→ Exercise aim
Determine which lines contain the word "meses", then copy those lines.

→ Data for processing
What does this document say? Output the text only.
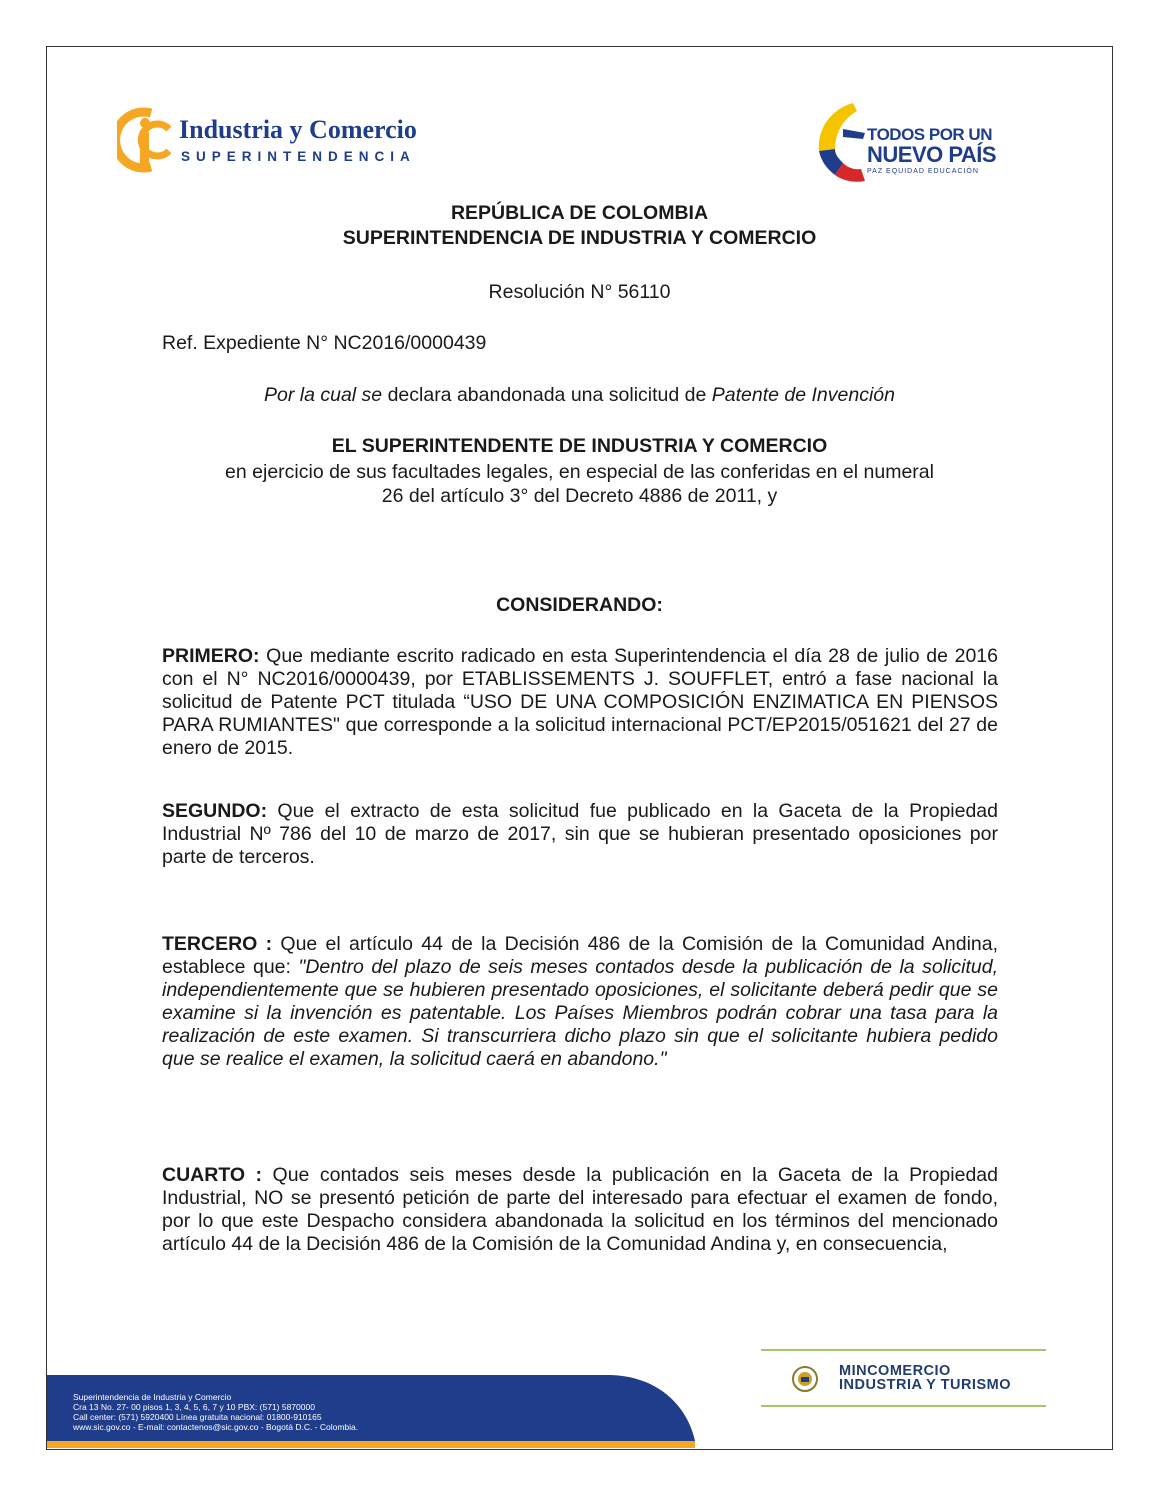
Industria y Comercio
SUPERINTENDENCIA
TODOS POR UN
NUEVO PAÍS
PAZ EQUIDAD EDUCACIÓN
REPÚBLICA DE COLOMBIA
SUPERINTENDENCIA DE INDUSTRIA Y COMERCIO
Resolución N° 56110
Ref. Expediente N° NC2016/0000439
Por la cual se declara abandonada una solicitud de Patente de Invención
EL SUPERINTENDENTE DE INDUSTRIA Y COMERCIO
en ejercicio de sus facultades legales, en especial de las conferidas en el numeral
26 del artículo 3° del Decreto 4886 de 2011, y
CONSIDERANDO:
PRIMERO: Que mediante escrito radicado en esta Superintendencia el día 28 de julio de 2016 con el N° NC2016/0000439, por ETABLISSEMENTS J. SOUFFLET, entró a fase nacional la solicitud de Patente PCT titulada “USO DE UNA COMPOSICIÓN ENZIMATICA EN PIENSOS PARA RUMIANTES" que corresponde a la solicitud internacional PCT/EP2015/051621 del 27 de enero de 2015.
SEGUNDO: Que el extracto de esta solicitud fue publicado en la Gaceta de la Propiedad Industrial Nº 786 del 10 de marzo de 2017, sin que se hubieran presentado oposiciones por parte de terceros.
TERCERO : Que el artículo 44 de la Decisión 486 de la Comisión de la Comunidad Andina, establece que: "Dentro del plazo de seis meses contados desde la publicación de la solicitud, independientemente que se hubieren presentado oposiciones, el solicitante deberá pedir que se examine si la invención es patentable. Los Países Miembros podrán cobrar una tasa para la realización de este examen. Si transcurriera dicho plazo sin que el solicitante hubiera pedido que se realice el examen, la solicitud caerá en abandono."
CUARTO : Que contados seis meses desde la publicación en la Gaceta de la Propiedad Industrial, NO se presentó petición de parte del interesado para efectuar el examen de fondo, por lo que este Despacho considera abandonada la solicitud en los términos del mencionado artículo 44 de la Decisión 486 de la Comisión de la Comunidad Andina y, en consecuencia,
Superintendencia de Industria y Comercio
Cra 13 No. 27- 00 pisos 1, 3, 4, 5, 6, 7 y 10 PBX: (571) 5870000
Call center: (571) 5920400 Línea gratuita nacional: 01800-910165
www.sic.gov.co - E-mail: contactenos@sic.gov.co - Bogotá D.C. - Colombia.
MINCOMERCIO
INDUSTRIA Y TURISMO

==

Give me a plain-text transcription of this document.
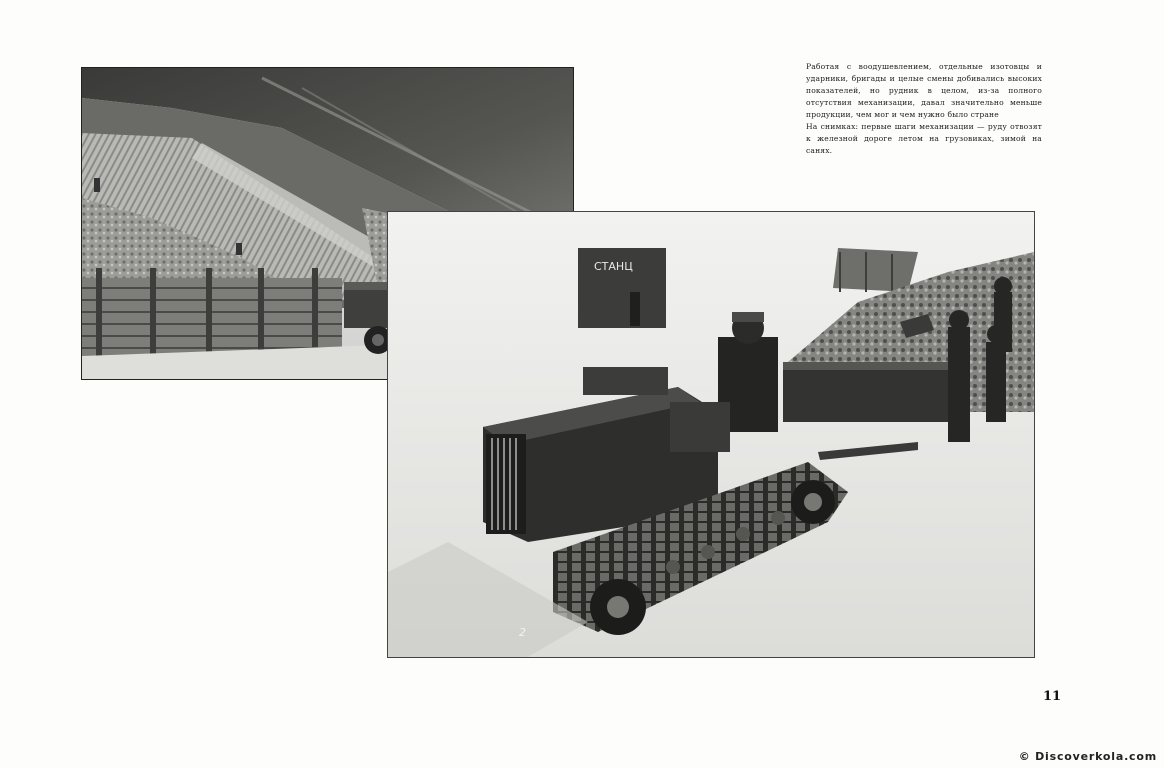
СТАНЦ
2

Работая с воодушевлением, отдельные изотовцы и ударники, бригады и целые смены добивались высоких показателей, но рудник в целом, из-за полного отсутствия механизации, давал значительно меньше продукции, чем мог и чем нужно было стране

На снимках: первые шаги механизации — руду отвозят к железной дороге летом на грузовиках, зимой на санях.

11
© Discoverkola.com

→ Completed task
TERCERO : Que el artículo 44 de la Decisión 486 de la Comisión de la Comunidad Andina, establece que: "Dentro del plazo de seis meses contados desde la publicación de la solicitud, independientemente que se hubieren presentado oposiciones, el solicitante deberá pedir que se examine si la invención es patentable. Los Países Miembros podrán cobrar una tasa para la realización de este examen. Si transcurriera dicho plazo sin que el solicitante hubiera pedido que se realice el examen, la solicitud caerá en abandono."
CUARTO : Que contados seis meses desde la publicación en la Gaceta de la Propiedad Industrial, NO se presentó petición de parte del interesado para efectuar el examen de fondo, por lo que este Despacho considera abandonada la solicitud en los términos del mencionado artículo 44 de la Decisión 486 de la Comisión de la Comunidad Andina y, en consecuencia,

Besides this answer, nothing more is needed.